▶ [What is being asked]: Copy each line where the word "Spontaneous" occurs.

▶ [Given data]:
•••

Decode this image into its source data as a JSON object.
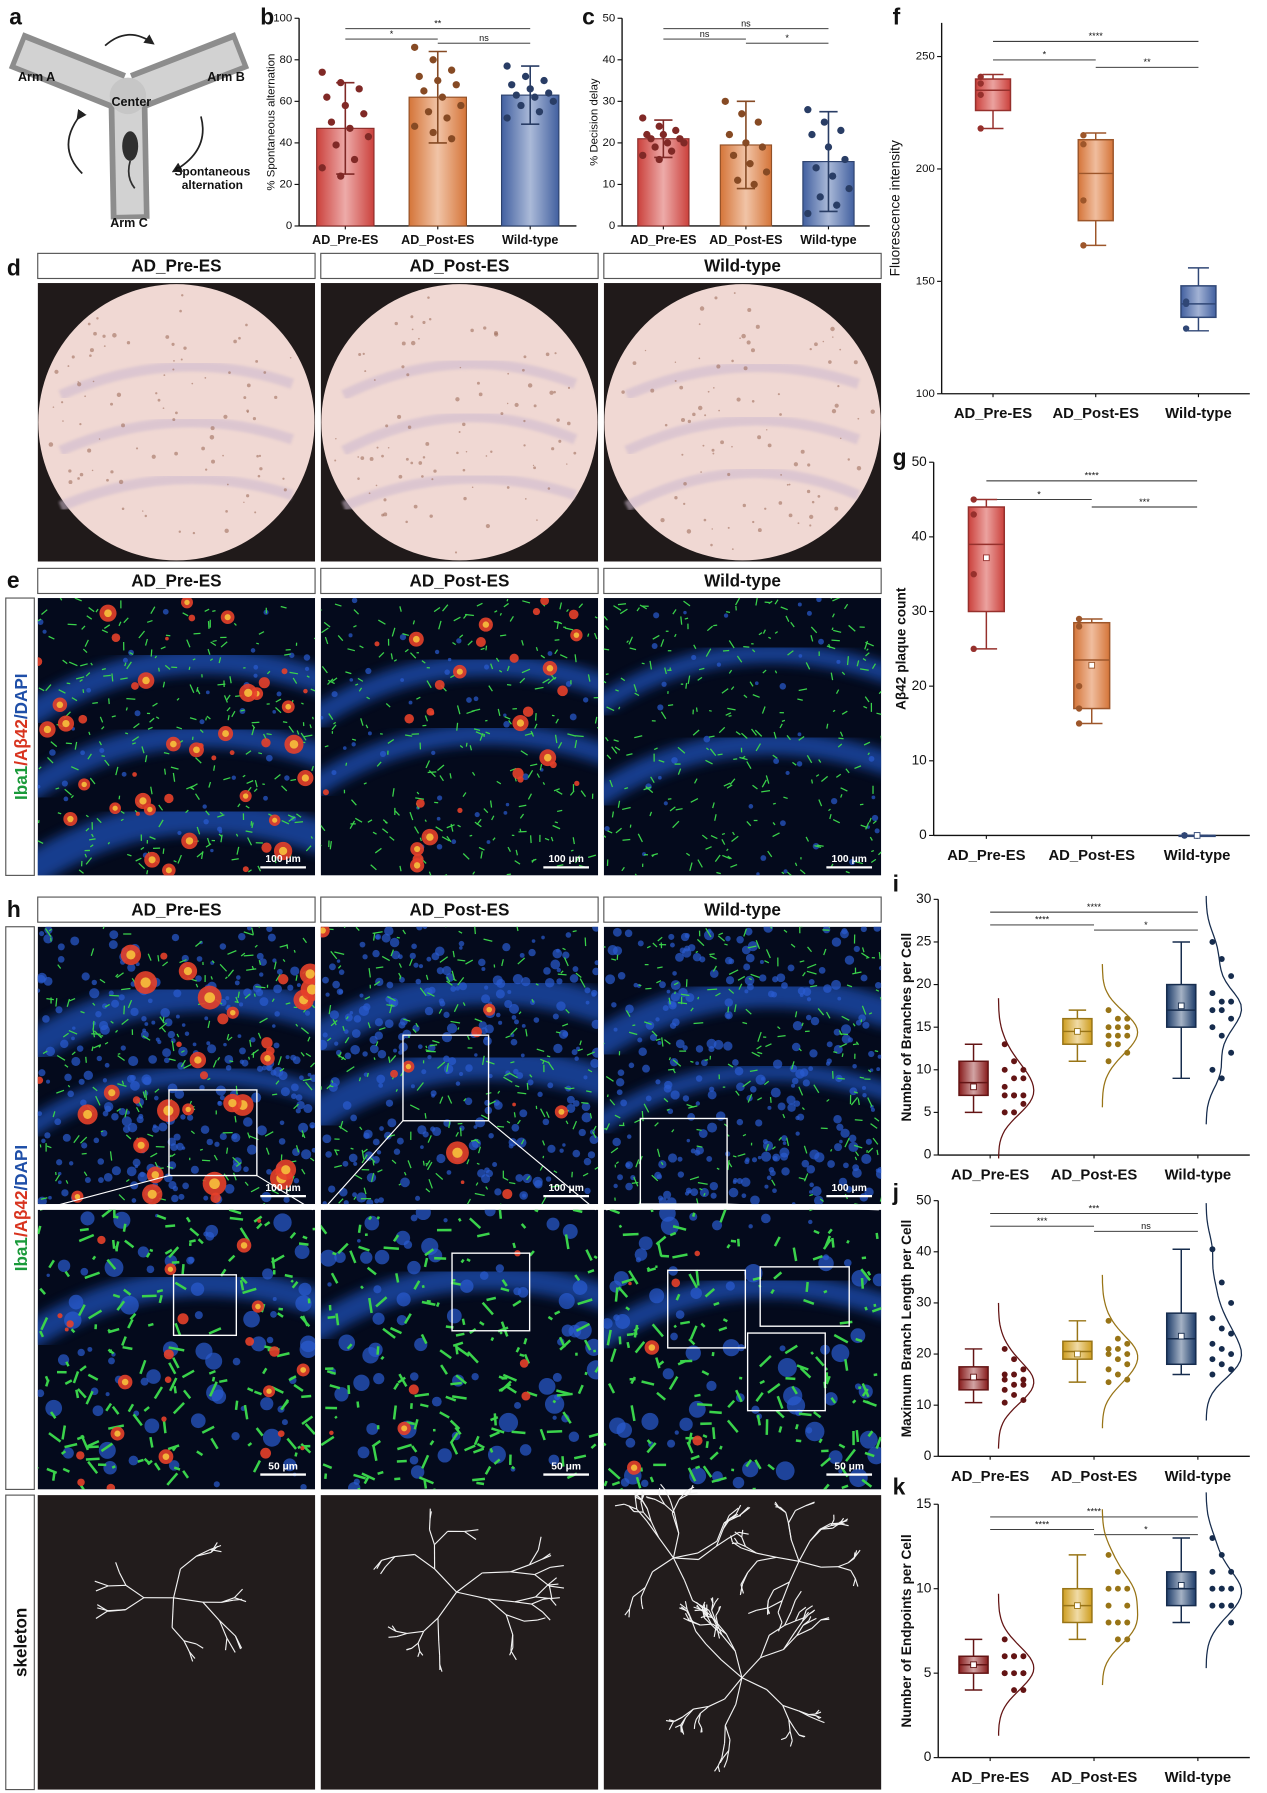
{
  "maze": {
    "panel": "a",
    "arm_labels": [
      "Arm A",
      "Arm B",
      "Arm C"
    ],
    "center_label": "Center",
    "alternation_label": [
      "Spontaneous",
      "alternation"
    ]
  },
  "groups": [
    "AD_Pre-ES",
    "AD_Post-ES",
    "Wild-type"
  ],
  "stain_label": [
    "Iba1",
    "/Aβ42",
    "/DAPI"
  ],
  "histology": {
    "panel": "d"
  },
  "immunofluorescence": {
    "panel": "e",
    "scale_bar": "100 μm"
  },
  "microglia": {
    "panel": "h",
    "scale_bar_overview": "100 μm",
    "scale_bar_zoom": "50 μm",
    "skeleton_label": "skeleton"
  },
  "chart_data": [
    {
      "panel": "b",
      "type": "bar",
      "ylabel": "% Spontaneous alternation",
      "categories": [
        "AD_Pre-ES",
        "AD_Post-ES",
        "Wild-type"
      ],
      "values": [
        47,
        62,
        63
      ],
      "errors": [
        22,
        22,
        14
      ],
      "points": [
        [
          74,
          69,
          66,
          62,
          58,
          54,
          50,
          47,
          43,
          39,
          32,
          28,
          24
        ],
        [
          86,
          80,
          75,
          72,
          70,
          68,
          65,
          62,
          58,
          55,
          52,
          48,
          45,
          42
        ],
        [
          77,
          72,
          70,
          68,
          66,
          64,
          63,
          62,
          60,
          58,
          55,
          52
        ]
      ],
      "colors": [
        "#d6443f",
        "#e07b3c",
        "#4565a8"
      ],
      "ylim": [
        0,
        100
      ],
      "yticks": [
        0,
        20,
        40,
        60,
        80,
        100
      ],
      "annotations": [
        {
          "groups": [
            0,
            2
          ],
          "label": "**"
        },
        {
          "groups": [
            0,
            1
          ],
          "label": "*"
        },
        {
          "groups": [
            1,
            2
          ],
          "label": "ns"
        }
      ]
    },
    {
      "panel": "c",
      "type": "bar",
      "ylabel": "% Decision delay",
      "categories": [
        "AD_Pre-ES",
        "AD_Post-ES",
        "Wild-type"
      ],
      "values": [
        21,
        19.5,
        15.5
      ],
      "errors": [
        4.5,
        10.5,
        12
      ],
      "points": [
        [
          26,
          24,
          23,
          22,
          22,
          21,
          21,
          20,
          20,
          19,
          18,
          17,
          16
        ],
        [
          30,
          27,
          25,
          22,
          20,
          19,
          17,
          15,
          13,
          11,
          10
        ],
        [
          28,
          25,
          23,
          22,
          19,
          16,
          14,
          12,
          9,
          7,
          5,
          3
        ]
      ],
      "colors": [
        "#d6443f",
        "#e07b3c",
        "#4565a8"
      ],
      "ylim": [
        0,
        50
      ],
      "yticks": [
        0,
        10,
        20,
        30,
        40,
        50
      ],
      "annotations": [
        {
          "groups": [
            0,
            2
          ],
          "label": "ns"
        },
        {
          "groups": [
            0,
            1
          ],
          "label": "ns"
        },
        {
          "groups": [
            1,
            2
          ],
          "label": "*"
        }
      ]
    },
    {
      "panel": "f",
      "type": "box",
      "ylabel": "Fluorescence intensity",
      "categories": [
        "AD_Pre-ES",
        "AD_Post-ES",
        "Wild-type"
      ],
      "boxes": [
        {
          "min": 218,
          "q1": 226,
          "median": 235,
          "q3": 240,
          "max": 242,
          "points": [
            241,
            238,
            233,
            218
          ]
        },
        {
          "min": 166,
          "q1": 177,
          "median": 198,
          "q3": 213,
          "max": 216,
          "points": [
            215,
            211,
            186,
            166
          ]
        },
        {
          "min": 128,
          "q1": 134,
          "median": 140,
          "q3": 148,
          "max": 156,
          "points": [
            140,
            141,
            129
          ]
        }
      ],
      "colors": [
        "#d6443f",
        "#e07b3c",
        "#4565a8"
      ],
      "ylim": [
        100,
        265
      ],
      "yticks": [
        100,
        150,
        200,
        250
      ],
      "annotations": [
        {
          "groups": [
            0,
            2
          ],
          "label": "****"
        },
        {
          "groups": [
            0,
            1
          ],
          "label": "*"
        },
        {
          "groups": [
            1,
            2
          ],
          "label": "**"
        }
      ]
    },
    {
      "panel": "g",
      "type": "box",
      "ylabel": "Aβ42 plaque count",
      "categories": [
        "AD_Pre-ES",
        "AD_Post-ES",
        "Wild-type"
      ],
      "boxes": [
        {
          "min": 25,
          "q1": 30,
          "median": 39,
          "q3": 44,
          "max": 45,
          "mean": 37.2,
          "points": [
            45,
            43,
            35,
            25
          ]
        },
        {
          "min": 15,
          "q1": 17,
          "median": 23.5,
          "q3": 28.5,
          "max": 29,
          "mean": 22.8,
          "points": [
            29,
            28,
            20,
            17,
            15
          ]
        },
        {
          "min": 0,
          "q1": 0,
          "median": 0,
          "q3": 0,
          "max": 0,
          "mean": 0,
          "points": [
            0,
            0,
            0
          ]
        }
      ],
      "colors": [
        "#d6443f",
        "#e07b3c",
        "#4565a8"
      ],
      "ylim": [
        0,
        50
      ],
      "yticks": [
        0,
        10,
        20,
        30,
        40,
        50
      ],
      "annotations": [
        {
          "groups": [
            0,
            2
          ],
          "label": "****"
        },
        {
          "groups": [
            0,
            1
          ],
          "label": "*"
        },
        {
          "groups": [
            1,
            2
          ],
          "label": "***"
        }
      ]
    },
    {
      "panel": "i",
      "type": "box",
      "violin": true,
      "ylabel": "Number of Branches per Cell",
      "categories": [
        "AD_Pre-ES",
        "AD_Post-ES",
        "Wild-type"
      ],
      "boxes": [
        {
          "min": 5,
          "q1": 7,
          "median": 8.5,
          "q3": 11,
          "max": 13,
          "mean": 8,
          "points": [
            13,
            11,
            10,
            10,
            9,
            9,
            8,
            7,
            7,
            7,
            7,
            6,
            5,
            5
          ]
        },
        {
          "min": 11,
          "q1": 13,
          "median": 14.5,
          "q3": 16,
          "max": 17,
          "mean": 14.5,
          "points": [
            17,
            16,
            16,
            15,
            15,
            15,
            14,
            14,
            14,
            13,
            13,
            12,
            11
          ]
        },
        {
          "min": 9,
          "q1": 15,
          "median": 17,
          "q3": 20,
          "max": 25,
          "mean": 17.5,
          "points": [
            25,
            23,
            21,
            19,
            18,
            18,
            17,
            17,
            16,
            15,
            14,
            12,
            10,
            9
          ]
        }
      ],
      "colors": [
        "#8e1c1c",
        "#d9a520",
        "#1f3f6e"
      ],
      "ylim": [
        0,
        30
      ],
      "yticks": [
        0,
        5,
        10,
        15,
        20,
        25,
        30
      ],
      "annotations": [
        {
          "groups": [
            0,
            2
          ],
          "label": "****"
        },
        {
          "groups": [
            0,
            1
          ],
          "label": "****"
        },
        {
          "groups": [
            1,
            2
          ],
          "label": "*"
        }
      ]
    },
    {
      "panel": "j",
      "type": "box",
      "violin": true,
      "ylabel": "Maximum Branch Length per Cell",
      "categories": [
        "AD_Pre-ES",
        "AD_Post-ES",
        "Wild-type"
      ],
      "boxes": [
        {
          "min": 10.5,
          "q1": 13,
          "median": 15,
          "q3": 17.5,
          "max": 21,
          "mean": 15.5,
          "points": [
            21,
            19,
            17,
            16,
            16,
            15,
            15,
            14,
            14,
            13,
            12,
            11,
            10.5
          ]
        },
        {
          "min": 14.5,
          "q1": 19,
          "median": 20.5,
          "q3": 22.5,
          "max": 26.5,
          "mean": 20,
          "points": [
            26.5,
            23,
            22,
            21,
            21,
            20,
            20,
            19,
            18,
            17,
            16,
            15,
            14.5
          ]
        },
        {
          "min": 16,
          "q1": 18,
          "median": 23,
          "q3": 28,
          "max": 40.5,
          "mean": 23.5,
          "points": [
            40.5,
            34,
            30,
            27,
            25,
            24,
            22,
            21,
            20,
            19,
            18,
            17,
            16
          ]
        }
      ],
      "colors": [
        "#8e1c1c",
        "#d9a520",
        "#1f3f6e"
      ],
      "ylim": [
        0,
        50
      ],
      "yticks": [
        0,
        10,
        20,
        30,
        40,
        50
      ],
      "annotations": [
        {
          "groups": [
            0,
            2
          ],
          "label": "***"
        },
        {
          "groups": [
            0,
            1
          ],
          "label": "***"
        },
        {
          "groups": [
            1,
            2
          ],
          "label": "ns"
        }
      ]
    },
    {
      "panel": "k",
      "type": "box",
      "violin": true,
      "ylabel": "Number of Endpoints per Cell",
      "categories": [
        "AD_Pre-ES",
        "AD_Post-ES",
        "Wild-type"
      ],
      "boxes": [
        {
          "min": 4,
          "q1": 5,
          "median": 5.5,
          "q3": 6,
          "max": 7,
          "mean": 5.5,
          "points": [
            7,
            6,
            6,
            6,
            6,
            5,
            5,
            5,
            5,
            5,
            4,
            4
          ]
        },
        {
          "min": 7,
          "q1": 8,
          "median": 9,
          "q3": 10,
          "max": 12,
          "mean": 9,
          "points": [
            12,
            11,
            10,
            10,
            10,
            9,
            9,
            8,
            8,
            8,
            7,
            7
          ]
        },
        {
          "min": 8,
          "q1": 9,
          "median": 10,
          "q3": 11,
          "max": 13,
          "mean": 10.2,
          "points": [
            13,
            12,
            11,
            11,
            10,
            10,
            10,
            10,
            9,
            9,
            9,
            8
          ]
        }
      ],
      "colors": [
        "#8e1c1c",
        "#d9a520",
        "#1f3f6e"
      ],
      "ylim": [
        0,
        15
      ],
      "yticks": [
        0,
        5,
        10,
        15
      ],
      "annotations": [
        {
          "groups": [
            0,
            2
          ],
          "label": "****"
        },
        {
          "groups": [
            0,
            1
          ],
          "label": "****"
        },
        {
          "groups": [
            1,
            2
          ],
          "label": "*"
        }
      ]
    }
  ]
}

•••

▶ [Solution to this exercise]:
      "Spontaneous",
      "ylabel": "% Spontaneous alternation",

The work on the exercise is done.